• [Short exercise]:
Using the data below, determine the number of lines that include the string "LEGATES". Write only that number.

Excerpts from a figure dataset

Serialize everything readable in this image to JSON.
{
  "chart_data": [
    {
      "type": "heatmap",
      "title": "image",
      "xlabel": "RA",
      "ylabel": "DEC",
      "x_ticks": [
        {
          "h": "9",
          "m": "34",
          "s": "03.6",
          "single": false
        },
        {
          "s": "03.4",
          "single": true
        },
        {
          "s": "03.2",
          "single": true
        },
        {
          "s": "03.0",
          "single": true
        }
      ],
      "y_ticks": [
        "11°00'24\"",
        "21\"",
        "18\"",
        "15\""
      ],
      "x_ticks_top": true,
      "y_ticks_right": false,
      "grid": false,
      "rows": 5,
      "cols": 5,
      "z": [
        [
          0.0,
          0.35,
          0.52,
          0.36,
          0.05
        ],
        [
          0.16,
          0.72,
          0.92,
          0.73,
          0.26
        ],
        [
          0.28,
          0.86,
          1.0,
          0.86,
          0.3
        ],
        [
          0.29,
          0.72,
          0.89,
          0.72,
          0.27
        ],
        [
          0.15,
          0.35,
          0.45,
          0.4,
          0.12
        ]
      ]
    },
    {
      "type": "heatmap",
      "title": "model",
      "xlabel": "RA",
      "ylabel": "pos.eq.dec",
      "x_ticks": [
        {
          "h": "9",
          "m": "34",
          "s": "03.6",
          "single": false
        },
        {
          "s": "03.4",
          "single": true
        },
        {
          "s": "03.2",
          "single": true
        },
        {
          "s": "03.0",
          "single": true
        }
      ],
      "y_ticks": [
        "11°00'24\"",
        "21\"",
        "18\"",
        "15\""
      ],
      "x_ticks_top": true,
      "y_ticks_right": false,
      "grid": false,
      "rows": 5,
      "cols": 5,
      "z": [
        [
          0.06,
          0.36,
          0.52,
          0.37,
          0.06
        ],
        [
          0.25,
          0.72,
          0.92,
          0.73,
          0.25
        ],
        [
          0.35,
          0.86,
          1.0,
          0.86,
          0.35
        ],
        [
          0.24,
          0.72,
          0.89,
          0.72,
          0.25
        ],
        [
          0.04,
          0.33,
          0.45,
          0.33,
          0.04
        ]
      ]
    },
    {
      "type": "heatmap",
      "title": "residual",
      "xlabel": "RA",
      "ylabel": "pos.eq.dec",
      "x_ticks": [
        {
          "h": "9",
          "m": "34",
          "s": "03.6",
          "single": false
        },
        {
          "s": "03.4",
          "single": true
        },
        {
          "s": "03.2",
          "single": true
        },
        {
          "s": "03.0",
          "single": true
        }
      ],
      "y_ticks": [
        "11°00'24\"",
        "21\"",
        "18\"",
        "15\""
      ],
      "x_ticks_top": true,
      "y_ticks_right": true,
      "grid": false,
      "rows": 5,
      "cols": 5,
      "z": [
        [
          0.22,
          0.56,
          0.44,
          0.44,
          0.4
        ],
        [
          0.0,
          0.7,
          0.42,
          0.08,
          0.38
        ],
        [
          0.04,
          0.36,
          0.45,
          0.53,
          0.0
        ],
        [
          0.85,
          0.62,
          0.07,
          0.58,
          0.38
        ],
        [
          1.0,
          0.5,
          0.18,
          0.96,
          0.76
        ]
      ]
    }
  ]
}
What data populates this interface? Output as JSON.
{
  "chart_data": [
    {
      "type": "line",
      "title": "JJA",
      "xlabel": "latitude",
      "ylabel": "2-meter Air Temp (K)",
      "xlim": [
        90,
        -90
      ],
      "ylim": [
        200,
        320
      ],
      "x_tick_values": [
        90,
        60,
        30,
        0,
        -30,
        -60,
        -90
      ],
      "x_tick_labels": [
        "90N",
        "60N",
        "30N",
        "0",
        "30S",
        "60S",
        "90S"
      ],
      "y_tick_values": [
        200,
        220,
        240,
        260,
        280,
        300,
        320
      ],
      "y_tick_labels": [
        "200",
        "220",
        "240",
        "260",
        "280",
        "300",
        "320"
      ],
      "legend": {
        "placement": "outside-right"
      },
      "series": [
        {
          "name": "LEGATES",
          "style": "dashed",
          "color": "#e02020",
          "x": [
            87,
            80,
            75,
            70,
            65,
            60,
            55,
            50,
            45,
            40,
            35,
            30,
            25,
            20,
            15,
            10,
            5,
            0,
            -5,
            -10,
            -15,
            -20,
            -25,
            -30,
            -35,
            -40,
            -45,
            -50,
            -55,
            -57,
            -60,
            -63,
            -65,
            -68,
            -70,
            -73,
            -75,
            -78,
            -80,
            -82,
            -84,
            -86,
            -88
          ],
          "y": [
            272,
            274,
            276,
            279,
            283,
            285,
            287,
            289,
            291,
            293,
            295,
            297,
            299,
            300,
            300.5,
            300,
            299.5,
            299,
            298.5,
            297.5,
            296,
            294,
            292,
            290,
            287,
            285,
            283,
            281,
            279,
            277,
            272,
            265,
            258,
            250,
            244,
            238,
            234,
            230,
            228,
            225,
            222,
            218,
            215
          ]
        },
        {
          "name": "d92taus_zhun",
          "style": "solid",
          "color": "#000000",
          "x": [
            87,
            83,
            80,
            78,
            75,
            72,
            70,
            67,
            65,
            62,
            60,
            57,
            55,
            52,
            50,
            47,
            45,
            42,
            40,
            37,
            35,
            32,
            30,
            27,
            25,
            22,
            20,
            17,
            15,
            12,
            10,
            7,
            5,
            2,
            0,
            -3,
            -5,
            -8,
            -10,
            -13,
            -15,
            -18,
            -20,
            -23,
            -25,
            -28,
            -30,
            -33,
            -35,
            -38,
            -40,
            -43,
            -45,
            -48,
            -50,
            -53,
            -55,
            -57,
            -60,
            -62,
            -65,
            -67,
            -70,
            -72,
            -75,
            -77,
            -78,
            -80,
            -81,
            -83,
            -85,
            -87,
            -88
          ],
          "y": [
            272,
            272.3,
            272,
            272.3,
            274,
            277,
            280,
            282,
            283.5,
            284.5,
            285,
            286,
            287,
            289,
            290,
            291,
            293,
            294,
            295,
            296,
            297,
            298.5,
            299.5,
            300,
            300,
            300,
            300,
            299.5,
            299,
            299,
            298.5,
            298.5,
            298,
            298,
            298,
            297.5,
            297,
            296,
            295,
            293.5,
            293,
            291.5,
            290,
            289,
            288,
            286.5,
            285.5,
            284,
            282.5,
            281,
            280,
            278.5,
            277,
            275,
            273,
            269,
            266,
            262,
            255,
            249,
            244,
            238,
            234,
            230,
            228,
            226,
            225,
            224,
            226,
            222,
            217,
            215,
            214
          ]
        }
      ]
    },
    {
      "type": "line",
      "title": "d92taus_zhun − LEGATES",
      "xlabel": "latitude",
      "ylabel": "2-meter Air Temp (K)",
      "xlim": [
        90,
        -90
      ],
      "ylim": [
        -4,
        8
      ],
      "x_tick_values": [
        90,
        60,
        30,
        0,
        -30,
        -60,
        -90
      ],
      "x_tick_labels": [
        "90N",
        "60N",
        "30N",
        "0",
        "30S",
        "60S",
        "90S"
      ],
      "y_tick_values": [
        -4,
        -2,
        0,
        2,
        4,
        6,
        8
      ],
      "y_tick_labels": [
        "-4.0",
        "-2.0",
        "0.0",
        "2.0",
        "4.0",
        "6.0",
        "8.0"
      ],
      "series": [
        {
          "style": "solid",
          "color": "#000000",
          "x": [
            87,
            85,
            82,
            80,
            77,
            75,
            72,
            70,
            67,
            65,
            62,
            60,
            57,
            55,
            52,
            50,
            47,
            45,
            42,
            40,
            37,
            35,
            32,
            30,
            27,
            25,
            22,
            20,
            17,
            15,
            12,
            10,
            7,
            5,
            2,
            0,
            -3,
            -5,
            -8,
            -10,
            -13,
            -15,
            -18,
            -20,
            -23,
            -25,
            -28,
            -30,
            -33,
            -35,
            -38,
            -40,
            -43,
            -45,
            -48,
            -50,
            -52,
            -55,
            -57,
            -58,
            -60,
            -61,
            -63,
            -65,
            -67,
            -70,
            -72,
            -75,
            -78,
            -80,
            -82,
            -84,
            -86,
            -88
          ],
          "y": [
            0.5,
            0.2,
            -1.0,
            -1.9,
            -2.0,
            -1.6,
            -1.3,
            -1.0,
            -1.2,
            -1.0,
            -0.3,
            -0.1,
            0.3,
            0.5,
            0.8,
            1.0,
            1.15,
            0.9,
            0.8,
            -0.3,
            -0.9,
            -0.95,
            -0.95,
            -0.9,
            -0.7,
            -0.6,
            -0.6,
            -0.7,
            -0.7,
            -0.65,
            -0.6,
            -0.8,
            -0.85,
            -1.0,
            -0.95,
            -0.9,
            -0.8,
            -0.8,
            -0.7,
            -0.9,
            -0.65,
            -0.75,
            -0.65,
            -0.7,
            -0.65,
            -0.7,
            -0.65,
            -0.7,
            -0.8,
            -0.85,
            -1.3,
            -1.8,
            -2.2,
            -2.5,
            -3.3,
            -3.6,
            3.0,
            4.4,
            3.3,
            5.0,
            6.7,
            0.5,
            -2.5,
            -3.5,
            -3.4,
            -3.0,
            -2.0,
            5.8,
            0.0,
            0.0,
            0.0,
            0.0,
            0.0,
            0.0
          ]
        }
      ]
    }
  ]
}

• [Written response]:
2